Data records:

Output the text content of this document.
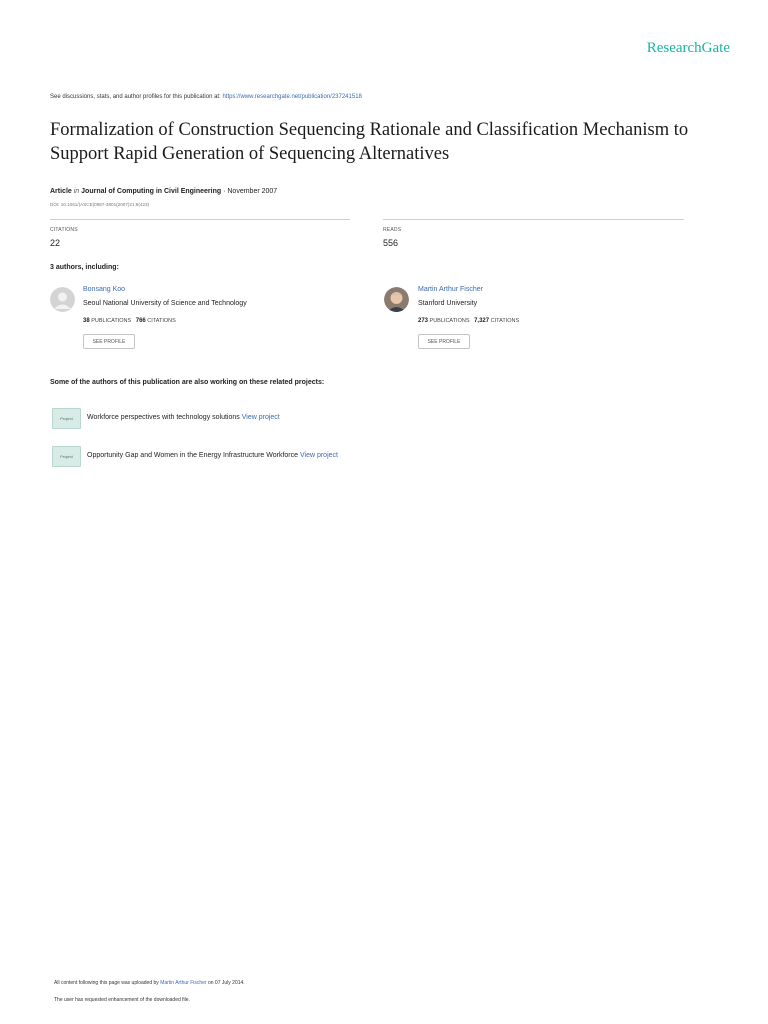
ResearchGate
See discussions, stats, and author profiles for this publication at: https://www.researchgate.net/publication/237241518
Formalization of Construction Sequencing Rationale and Classification Mechanism to Support Rapid Generation of Sequencing Alternatives
Article in Journal of Computing in Civil Engineering · November 2007
DOI: 10.1061/(ASCE)0887-3801(2007)21:6(423)
CITATIONS
22
READS
556
3 authors, including:
Bonsang Koo
Seoul National University of Science and Technology
38 PUBLICATIONS 766 CITATIONS
SEE PROFILE
Martin Arthur Fischer
Stanford University
273 PUBLICATIONS 7,327 CITATIONS
SEE PROFILE
Some of the authors of this publication are also working on these related projects:
Project Workforce perspectives with technology solutions View project
Project Opportunity Gap and Women in the Energy Infrastructure Workforce View project
All content following this page was uploaded by Martin Arthur Fischer on 07 July 2014.
The user has requested enhancement of the downloaded file.
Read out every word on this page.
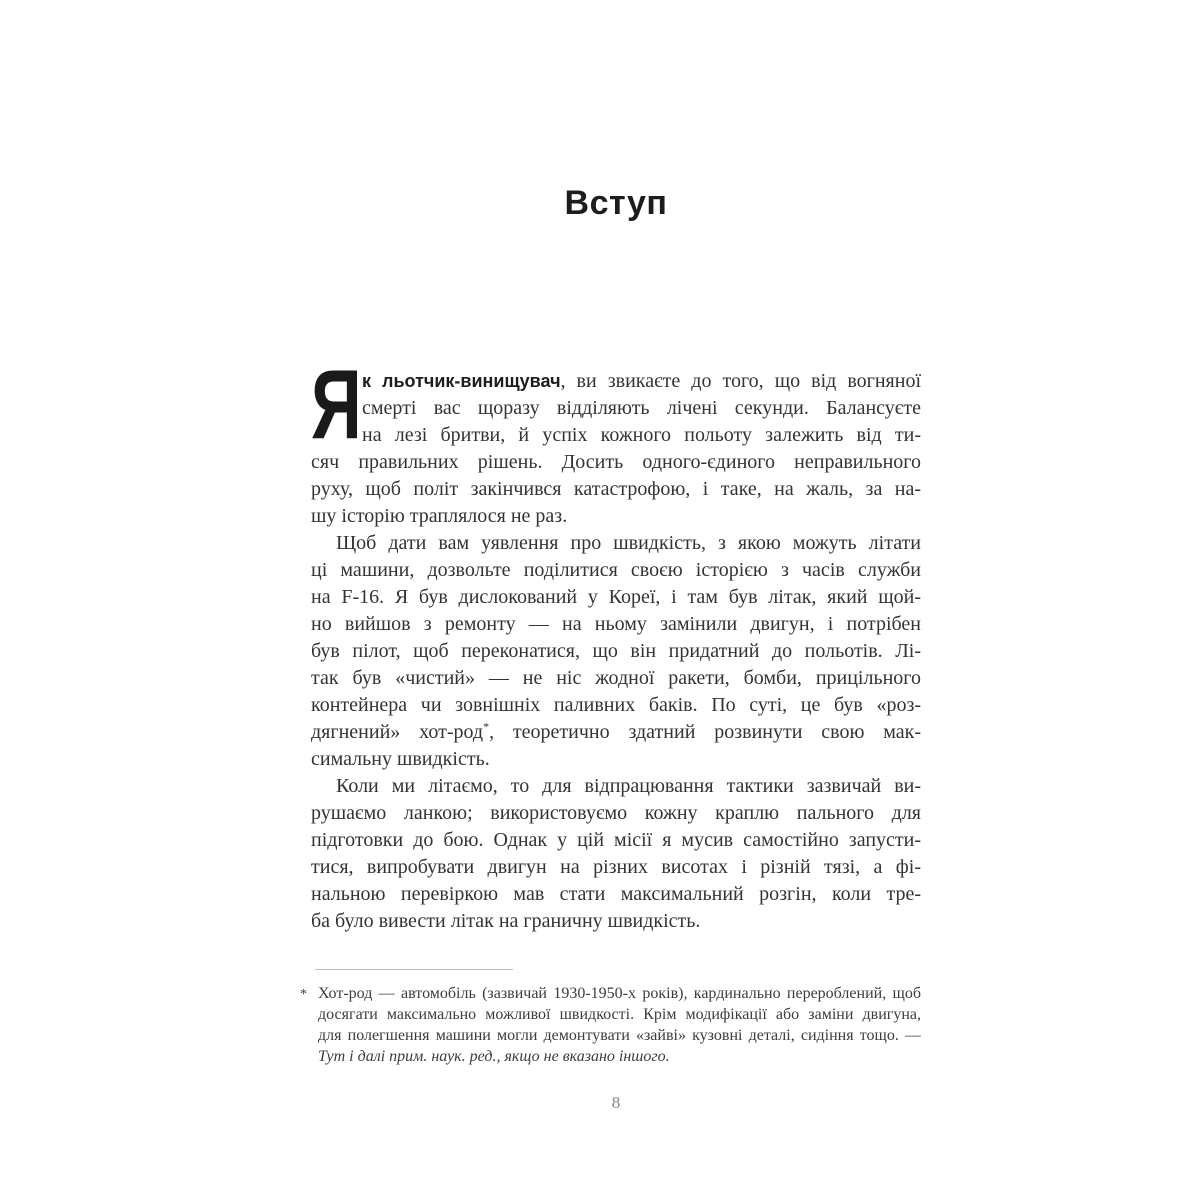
Вступ
Я к льотчик-винищувач, ви звикаєте до того, що від вогняної
смерті вас щоразу відділяють лічені секунди. Балансуєте
на лезі бритви, й успіх кожного польоту залежить від ти-
сяч правильних рішень. Досить одного-єдиного неправильного
руху, щоб політ закінчився катастрофою, і таке, на жаль, за на-
шу історію траплялося не раз.
Щоб дати вам уявлення про швидкість, з якою можуть літати
ці машини, дозвольте поділитися своєю історією з часів служби
на F-16. Я був дислокований у Кореї, і там був літак, який щой-
но вийшов з ремонту — на ньому замінили двигун, і потрібен
був пілот, щоб переконатися, що він придатний до польотів. Лі-
так був «чистий» — не ніс жодної ракети, бомби, прицільного
контейнера чи зовнішніх паливних баків. По суті, це був «роз-
дягнений» хот-род*, теоретично здатний розвинути свою мак-
симальну швидкість.
Коли ми літаємо, то для відпрацювання тактики зазвичай ви-
рушаємо ланкою; використовуємо кожну краплю пального для
підготовки до бою. Однак у цій місії я мусив самостійно запусти-
тися, випробувати двигун на різних висотах і різній тязі, а фі-
нальною перевіркою мав стати максимальний розгін, коли тре-
ба було вивести літак на граничну швидкість.
* Хот-род — автомобіль (зазвичай 1930-1950-х років), кардинально перероблений, щоб
досягати максимально можливої швидкості. Крім модифікації або заміни двигуна,
для полегшення машини могли демонтувати «зайві» кузовні деталі, сидіння тощо. —
Тут і далі прим. наук. ред., якщо не вказано іншого.
8
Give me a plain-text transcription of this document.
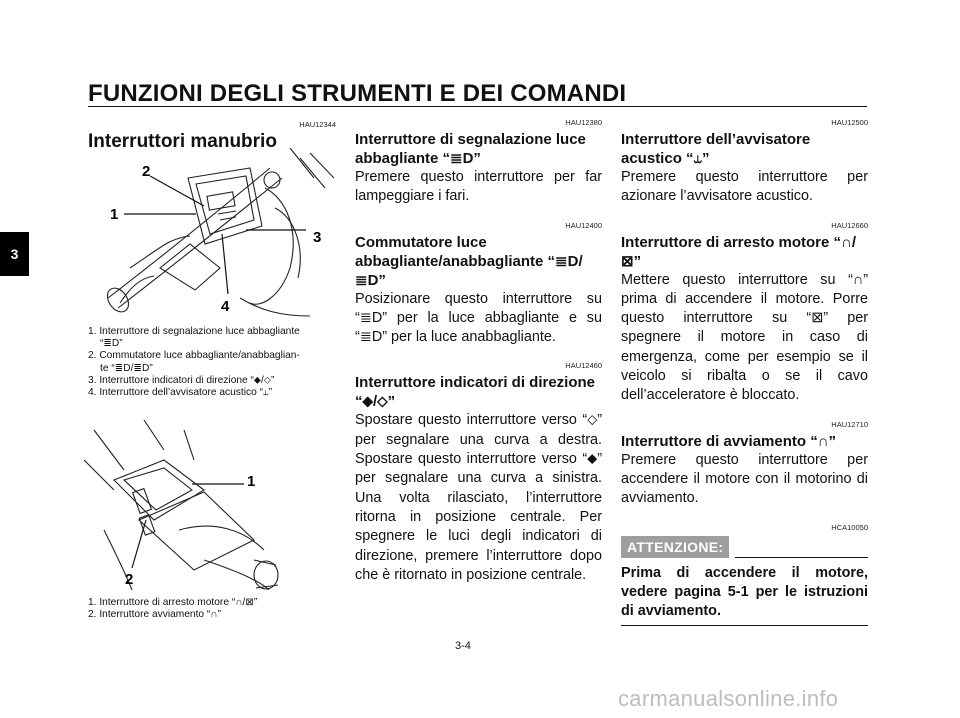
FUNZIONI DEGLI STRUMENTI E DEI COMANDI
3
HAU12344
Interruttori manubrio
2
1
3
4
1. Interruttore di segnalazione luce abbagliante
“≣D”
2. Commutatore luce abbagliante/anabbaglian-
te “≣D/≣D”
3. Interruttore indicatori di direzione “⬥/⬦”
4. Interruttore dell’avvisatore acustico “⥿”
1
2
1. Interruttore di arresto motore “∩/⊠”
2. Interruttore avviamento “∩”
HAU12380
Interruttore di segnalazione luce abbagliante “≣D”
Premere questo interruttore per far lampeggiare i fari.
HAU12400
Commutatore luce abbagliante/anabbagliante “≣D/≣D”
Posizionare questo interruttore su “≣D” per la luce abbagliante e su “≣D” per la luce anabbagliante.
HAU12460
Interruttore indicatori di direzione “⬥/⬦”
Spostare questo interruttore verso “⬦” per segnalare una curva a destra. Spostare questo interruttore verso “⬥” per segnalare una curva a sinistra. Una volta rilasciato, l’interruttore ritorna in posizione centrale. Per spegnere le luci degli indicatori di direzione, premere l’interruttore dopo che è ritornato in posizione centrale.
HAU12500
Interruttore dell’avvisatore acustico “⥿”
Premere questo interruttore per azionare l’avvisatore acustico.
HAU12660
Interruttore di arresto motore “∩/⊠”
Mettere questo interruttore su “∩” prima di accendere il motore. Porre questo interruttore su “⊠” per spegnere il motore in caso di emergenza, come per esempio se il veicolo si ribalta o se il cavo dell’acceleratore è bloccato.
HAU12710
Interruttore di avviamento “∩”
Premere questo interruttore per accendere il motore con il motorino di avviamento.
HCA10050
ATTENZIONE:
Prima di accendere il motore, vedere pagina 5-1 per le istruzioni di avviamento.
3-4
carmanualsonline.info
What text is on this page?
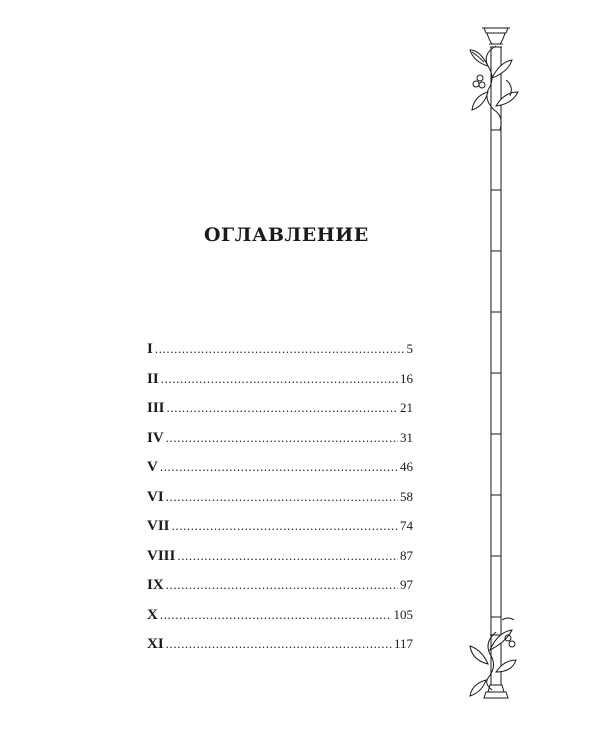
ОГЛАВЛЕНИЕ
I .....	5
II .....	16
III .....	21
IV .....	31
V .....	46
VI .....	58
VII .....	74
VIII .....	87
IX .....	97
X .....	105
XI .....	117
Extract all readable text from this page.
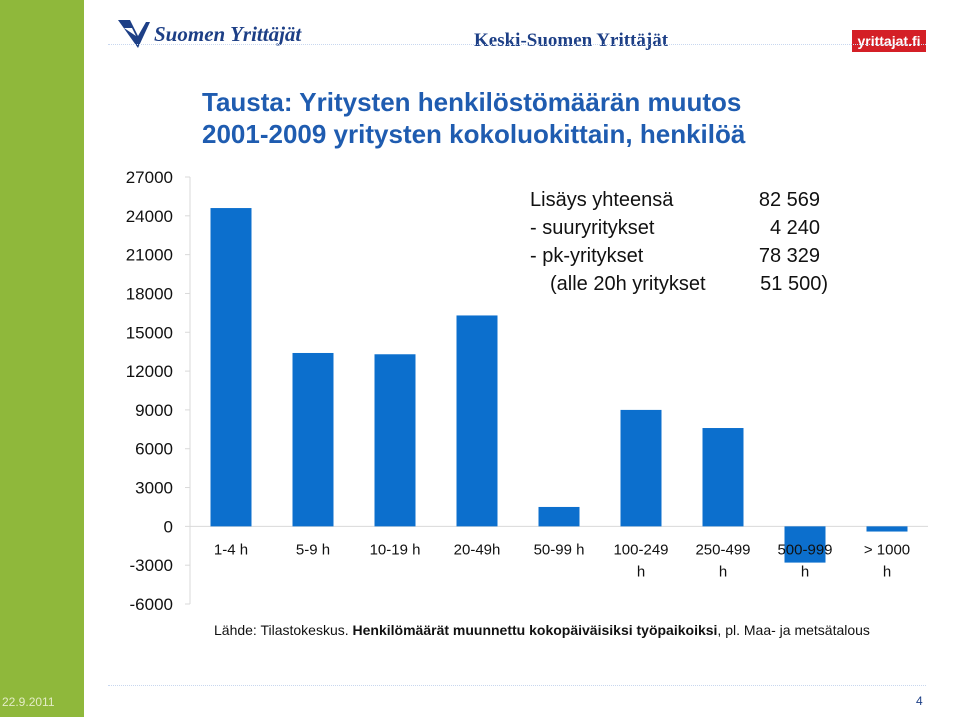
22.9.2011
Suomen Yrittäjät	Keski-Suomen Yrittäjät	yrittajat.fi
Tausta: Yritysten henkilöstömäärän muutos
2001-2009 yritysten kokoluokittain, henkilöä
27000
24000
21000
18000
15000
12000
9000
6000
3000
0
-3000
-6000
1-4 h	5-9 h	10-19 h 20-49h 50-99 h 100-249
h
250-499
h
500-999
h
> 1000
h
Lisäys yhteensä	82 569
- suuryritykset	4 240
- pk-yritykset	78 329
(alle 20h yritykset	51 500)
Lähde: Tilastokeskus. Henkilömäärät muunnettu kokopäiväisiksi työpaikoiksi, pl. Maa- ja metsätalous
4
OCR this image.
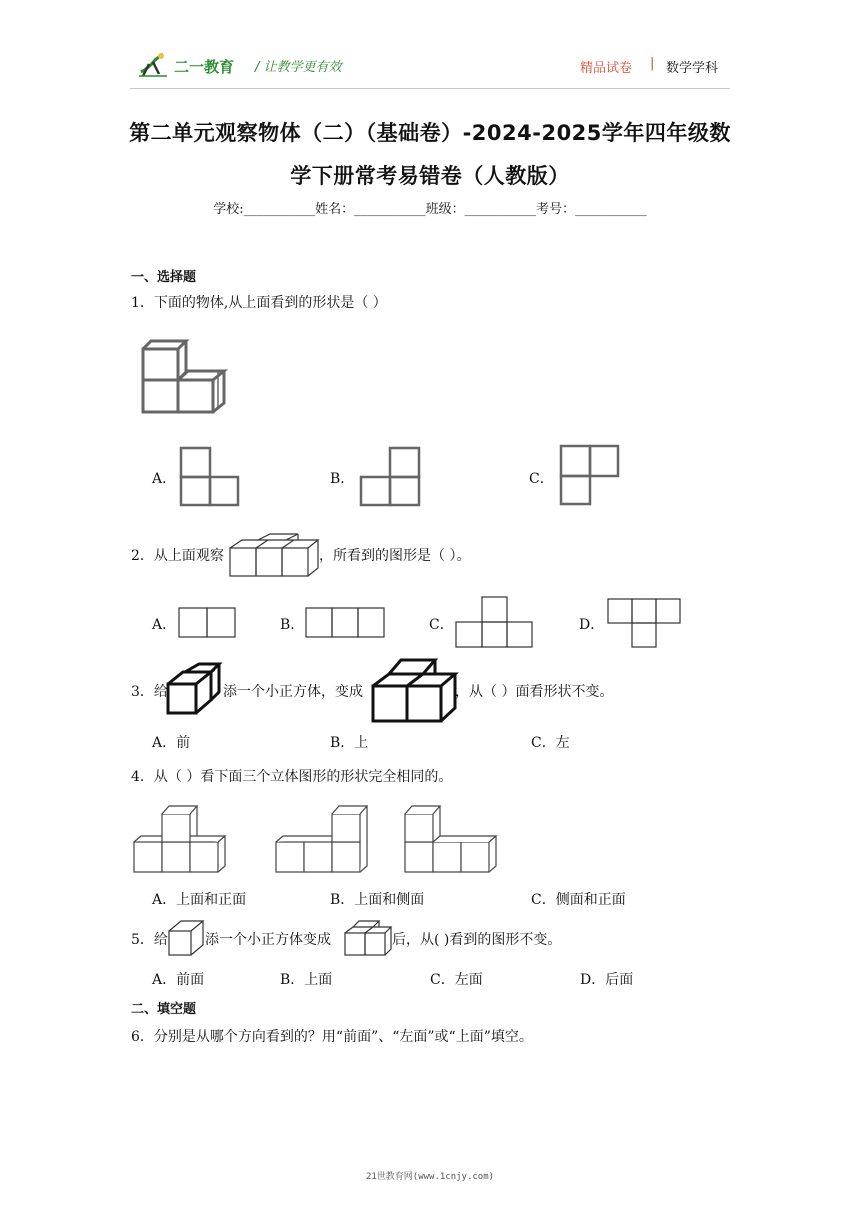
二一教育 / 让教学更有效	精品试卷 | 数学学科
第二单元观察物体（二）（基础卷）-2024-2025学年四年级数
学下册常考易错卷（人教版）
学校:___________姓名：___________班级：___________考号：___________
一、选择题
1．下面的物体,从上面看到的形状是（ ）
A．	B．	C．
2．从上面观察	，所看到的图形是（ ）。
A．	B．	C．	D．
3．给	添一个小正方体，变成	，从（ ）面看形状不变。
A．前	B．上	C．左
4．从（ ）看下面三个立体图形的形状完全相同的。
A．上面和正面	B．上面和侧面	C．侧面和正面
5．给	添一个小正方体变成	后，从( )看到的图形不变。
A．前面	B．上面	C．左面	D．后面
二、填空题
6．分别是从哪个方向看到的？用“前面”、“左面”或“上面”填空。
21世教育网(www.1cnjy.com)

What is required:
Filter the records above for "motore" and copy every matching line.

Final result:
1. Interruttore di arresto motore “∩/⊠”
Interruttore di arresto motore “∩/⊠”
Mettere questo interruttore su “∩” prima di accendere il motore. Porre questo interruttore su “⊠” per spegnere il motore in caso di emergenza, come per esempio se il veicolo si ribalta o se il cavo dell’acceleratore è bloccato.
Premere questo interruttore per accendere il motore con il motorino di avviamento.
Prima di accendere il motore, vedere pagina 5-1 per le istruzioni di avviamento.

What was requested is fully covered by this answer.